(Items from a dataset)
□ □ □ □ □ □ □
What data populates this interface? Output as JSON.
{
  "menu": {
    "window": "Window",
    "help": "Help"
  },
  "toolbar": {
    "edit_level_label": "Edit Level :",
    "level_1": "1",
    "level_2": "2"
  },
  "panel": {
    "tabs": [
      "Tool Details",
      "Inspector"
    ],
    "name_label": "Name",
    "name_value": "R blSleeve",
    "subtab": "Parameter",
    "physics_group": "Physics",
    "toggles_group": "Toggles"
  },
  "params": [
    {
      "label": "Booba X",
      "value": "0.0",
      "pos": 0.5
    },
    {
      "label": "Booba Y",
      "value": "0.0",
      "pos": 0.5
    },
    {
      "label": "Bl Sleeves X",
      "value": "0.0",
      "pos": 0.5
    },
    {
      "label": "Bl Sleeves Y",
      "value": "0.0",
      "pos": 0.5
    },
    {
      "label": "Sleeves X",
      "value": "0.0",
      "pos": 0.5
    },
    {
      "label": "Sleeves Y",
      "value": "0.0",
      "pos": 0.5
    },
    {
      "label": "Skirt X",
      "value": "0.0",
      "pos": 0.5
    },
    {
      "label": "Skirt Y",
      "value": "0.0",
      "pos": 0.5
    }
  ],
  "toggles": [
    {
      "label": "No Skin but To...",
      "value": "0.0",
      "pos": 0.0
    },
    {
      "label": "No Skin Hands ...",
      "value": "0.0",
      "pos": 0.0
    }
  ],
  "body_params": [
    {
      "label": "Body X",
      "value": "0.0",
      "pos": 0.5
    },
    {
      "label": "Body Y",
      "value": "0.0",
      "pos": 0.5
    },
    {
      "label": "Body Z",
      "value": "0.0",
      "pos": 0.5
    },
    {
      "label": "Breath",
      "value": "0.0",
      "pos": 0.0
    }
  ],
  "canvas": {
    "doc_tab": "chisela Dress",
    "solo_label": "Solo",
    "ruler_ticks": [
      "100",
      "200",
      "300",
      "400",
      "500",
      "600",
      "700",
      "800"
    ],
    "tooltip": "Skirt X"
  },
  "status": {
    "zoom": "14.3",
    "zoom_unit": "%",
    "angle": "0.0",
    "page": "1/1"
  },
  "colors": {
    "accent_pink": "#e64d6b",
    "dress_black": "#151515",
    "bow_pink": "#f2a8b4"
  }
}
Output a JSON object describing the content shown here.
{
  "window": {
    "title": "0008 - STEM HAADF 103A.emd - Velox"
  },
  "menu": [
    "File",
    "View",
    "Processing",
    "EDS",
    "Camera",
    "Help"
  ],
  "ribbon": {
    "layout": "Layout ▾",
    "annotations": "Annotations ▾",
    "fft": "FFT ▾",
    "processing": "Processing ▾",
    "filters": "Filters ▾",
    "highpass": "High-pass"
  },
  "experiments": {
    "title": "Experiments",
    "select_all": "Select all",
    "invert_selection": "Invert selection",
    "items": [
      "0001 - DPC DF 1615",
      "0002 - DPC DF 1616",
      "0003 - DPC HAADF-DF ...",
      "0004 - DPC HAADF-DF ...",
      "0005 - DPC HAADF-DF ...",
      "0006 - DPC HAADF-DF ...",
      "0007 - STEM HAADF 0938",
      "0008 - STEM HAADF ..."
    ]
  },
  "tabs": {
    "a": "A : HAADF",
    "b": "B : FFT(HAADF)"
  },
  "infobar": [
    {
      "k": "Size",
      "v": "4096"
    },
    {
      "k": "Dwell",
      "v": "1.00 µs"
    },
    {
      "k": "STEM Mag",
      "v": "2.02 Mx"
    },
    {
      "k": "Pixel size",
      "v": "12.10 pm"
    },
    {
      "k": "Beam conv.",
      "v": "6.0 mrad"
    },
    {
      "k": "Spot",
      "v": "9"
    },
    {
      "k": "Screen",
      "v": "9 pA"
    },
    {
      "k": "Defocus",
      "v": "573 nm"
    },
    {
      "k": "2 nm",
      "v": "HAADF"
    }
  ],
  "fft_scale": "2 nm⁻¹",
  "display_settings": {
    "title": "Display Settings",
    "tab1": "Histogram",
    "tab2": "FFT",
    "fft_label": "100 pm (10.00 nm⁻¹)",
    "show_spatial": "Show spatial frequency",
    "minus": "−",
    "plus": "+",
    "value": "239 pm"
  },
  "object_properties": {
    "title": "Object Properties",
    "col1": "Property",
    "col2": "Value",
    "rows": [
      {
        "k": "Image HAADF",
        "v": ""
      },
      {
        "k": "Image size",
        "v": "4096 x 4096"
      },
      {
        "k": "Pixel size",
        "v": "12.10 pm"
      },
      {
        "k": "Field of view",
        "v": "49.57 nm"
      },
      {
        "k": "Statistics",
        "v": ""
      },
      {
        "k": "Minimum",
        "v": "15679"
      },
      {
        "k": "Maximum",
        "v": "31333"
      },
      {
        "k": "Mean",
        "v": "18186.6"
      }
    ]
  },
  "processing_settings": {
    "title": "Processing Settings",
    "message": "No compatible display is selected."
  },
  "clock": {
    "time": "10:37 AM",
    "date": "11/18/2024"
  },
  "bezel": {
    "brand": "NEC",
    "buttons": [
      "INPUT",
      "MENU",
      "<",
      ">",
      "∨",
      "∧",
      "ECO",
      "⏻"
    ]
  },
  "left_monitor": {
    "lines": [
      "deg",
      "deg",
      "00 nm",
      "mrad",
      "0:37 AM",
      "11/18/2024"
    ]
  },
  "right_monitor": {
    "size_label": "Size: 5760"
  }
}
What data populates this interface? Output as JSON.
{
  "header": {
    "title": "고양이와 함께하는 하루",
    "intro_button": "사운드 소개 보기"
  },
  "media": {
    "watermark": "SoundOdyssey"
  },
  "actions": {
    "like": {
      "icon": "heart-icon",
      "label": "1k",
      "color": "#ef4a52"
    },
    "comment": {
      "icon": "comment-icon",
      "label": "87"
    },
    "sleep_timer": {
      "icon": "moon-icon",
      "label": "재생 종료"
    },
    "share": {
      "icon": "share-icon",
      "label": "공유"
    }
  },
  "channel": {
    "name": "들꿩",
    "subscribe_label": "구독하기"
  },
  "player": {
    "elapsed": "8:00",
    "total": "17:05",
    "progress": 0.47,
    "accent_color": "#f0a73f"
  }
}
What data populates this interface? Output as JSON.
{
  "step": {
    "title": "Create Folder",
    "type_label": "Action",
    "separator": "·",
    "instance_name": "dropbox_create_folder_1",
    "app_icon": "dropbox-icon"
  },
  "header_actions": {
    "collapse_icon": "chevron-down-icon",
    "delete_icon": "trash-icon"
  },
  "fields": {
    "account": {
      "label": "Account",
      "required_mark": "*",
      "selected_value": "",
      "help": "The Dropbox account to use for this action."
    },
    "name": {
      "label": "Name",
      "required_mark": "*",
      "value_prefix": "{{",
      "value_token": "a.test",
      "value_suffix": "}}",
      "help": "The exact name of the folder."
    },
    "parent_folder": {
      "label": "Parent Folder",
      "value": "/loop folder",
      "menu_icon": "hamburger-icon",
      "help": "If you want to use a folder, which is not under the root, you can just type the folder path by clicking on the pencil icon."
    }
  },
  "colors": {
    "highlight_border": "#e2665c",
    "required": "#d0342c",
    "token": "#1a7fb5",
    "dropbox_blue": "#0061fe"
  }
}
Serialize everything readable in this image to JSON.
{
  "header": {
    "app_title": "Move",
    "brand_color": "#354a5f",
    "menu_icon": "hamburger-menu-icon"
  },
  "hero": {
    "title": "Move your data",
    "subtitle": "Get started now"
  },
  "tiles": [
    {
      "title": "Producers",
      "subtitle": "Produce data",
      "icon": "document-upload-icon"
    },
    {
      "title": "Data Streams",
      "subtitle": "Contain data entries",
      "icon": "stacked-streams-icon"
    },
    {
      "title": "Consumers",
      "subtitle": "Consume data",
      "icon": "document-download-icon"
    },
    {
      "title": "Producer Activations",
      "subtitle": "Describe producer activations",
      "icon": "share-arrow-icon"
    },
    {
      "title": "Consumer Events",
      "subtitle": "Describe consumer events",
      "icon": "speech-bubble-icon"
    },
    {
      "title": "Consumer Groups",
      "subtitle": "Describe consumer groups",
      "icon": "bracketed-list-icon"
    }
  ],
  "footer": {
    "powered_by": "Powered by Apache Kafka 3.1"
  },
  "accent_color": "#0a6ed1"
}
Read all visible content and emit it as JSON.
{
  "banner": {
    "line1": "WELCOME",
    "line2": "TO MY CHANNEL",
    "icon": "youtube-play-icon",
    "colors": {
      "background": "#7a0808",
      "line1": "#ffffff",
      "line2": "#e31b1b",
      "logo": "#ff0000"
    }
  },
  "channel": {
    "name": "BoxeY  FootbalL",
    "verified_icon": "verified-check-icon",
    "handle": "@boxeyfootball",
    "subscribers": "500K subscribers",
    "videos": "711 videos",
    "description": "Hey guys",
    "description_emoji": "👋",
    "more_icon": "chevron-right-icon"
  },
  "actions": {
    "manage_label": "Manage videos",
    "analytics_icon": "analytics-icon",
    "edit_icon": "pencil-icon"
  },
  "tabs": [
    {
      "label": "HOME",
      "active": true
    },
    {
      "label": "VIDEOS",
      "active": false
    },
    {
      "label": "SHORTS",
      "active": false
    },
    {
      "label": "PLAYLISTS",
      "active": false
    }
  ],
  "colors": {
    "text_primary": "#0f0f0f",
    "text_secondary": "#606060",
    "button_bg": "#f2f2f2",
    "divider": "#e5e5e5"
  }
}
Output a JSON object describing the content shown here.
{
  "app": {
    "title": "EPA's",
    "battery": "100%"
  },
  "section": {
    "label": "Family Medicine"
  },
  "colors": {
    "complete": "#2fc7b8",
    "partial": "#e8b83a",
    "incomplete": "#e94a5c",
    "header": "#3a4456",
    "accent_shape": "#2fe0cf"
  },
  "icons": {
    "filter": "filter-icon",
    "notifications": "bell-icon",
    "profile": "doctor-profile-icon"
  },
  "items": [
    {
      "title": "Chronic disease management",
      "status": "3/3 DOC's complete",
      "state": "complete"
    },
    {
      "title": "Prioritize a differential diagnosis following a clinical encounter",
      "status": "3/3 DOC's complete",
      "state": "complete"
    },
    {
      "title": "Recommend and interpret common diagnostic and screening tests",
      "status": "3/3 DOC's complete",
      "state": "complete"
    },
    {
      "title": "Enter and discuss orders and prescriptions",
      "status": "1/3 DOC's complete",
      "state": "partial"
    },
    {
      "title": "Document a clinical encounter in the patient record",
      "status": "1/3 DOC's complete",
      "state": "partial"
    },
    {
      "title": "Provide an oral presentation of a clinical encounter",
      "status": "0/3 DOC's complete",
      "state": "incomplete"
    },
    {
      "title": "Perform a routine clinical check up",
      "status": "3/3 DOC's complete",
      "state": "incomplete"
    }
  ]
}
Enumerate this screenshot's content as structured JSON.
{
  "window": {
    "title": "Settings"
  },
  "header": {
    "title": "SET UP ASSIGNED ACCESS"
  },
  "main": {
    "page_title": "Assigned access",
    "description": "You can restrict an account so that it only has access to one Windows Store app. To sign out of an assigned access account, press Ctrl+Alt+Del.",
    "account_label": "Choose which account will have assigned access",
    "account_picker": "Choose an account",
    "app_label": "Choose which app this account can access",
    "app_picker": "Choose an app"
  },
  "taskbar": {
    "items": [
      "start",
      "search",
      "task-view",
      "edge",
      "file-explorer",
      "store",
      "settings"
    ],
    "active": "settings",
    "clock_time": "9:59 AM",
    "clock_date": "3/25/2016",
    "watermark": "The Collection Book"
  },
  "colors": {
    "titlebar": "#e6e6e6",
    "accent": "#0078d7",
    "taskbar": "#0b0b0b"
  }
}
□ □ □ □ □ □ □
§ TASK TO COMPLETE
Give again only the lines starting at the one that contains "Enumerate this screenshot's" and running to the end of the data.

§ EXERCISE SOLUTION
Enumerate this screenshot's content as structured JSON.
{
  "window": {
    "title": "Settings"
  },
  "header": {
    "title": "SET UP ASSIGNED ACCESS"
  },
  "main": {
    "page_title": "Assigned access",
    "description": "You can restrict an account so that it only has access to one Windows Store app. To sign out of an assigned access account, press Ctrl+Alt+Del.",
    "account_label": "Choose which account will have assigned access",
    "account_picker": "Choose an account",
    "app_label": "Choose which app this account can access",
    "app_picker": "Choose an app"
  },
  "taskbar": {
    "items": [
      "start",
      "search",
      "task-view",
      "edge",
      "file-explorer",
      "store",
      "settings"
    ],
    "active": "settings",
    "clock_time": "9:59 AM",
    "clock_date": "3/25/2016",
    "watermark": "The Collection Book"
  },
  "colors": {
    "titlebar": "#e6e6e6",
    "accent": "#0078d7",
    "taskbar": "#0b0b0b"
  }
}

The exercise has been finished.